--- start RECORDS PROVIDED ---

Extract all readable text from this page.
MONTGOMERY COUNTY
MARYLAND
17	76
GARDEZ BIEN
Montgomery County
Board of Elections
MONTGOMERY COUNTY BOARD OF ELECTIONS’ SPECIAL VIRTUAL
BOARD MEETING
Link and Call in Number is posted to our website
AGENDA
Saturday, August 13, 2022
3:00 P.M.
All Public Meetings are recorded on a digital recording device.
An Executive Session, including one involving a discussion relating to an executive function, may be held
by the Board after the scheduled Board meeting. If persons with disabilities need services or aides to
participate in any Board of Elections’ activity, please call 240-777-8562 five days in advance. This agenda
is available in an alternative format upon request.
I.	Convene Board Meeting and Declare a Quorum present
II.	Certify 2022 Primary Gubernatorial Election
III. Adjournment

--- end RECORDS PROVIDED ---
--- start RECORDS PROVIDED ---

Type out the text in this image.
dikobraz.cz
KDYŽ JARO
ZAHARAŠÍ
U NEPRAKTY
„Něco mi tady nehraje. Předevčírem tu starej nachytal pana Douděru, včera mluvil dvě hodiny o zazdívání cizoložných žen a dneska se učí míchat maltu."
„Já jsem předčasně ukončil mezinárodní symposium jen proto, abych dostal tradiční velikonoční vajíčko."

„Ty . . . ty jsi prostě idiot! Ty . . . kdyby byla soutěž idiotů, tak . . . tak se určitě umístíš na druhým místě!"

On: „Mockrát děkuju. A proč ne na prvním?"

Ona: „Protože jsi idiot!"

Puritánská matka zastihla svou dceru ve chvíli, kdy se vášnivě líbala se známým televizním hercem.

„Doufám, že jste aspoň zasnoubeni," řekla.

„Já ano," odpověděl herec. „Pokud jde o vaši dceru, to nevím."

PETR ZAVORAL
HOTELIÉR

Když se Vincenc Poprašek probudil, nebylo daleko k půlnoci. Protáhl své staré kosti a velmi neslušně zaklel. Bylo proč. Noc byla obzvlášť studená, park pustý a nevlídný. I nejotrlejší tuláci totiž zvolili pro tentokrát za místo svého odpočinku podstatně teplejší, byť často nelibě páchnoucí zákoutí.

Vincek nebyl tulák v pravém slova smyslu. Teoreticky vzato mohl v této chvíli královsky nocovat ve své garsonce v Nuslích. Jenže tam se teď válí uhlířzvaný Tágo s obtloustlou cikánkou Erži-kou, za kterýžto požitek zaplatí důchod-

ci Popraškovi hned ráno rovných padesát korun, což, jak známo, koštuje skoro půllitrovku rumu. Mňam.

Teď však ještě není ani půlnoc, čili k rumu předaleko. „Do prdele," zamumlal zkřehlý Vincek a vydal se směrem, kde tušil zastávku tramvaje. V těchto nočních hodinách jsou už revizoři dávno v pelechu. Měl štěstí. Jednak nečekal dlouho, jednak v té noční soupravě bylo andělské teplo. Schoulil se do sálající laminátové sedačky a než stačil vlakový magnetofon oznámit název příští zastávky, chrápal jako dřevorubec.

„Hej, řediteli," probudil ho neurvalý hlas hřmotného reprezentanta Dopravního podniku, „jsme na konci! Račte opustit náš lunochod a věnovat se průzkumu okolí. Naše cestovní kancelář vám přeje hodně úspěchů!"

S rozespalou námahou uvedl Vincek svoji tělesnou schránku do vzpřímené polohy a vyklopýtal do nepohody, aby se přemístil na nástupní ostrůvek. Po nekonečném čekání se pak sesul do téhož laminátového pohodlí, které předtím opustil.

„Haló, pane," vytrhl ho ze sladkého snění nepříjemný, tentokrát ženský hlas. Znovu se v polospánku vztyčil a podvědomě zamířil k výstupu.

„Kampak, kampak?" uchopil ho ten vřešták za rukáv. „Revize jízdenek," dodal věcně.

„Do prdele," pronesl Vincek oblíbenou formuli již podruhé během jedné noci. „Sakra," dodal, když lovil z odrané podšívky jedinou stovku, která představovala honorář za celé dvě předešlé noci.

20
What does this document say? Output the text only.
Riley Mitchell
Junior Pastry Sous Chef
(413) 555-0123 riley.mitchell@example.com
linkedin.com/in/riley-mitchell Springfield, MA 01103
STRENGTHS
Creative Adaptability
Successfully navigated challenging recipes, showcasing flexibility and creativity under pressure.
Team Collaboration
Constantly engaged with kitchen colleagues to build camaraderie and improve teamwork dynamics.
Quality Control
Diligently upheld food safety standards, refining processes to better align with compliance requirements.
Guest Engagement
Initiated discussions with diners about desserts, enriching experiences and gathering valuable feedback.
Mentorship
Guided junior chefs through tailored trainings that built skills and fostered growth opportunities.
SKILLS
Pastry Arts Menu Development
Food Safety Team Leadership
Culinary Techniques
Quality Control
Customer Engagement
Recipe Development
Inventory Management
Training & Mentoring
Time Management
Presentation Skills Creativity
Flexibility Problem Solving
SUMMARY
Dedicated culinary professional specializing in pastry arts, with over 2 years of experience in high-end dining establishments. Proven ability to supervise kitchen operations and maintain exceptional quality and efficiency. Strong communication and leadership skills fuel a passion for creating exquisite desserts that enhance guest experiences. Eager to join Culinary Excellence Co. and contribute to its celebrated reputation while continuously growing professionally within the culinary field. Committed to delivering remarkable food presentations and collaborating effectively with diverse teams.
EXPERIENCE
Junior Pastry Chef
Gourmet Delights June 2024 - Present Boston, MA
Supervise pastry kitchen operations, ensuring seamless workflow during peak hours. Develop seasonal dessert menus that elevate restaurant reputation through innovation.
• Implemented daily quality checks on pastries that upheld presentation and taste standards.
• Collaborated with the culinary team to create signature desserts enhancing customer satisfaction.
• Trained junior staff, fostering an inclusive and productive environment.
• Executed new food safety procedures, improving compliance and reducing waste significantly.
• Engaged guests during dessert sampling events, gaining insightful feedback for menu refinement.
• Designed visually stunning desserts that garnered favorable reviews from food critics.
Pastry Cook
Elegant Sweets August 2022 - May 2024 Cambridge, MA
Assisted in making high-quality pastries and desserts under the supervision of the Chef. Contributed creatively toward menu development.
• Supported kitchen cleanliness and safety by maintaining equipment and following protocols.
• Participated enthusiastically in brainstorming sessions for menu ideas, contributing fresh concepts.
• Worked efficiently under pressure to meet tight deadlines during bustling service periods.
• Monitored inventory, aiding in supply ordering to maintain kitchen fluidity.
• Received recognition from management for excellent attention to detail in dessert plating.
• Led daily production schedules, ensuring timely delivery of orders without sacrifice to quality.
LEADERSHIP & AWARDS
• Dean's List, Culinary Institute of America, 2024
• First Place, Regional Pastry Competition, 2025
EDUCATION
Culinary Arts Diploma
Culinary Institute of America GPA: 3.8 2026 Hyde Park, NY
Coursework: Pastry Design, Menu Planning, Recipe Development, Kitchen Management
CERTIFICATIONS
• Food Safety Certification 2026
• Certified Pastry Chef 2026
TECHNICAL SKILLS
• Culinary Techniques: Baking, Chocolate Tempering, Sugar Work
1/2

--- end RECORDS PROVIDED ---
--- start RECORDS PROVIDED ---

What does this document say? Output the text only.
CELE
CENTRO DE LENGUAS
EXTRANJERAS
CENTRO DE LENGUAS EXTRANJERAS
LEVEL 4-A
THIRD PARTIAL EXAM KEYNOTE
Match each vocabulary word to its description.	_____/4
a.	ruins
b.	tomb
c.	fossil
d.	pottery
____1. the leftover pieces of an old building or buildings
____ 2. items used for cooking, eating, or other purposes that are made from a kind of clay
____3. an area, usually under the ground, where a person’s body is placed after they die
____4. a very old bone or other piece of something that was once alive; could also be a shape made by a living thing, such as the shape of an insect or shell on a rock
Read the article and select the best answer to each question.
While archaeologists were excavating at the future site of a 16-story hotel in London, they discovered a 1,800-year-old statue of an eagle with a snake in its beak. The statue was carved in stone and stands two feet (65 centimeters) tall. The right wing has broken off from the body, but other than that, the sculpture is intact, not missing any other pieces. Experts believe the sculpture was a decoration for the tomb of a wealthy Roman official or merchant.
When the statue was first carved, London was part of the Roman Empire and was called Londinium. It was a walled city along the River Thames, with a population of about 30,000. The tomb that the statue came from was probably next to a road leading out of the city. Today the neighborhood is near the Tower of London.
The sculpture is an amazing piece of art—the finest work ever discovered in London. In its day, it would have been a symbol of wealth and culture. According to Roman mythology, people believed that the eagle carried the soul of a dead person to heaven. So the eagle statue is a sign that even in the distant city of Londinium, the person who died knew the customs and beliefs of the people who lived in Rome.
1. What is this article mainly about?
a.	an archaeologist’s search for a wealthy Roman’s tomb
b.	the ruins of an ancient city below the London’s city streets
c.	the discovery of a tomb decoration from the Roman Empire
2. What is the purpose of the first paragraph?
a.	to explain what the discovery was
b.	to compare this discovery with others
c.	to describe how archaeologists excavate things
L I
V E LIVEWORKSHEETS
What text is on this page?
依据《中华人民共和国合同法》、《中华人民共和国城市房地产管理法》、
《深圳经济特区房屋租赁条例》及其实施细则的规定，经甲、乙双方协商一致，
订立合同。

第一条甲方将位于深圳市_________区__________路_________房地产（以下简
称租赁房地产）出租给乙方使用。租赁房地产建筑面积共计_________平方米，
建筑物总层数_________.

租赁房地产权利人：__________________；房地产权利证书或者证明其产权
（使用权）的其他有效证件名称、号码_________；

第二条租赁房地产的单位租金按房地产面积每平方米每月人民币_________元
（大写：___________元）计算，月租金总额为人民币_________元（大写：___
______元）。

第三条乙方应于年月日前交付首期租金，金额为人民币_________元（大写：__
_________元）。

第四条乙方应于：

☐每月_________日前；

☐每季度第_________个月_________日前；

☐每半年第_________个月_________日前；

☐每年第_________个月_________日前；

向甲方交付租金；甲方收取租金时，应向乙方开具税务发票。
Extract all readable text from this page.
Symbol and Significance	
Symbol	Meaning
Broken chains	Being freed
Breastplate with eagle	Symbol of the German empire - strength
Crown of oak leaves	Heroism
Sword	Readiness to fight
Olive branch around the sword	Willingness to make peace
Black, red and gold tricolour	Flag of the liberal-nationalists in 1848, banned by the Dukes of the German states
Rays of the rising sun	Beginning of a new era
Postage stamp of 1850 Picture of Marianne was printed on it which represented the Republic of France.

--- end RECORDS PROVIDED ---

WORK REQUIRED
Out of the records, collect only those lines that contain the string "proč".

ANSWER BELOW
On: „Mockrát děkuju. A proč ne na prvním?"
Když se Vincenc Poprašek probudil, nebylo daleko k půlnoci. Protáhl své staré kosti a velmi neslušně zaklel. Bylo proč. Noc byla obzvlášť studená, park pustý a nevlídný. I nejotrlejší tuláci totiž zvolili pro tentokrát za místo svého odpočinku podstatně teplejší, byť často nelibě páchnoucí zákoutí.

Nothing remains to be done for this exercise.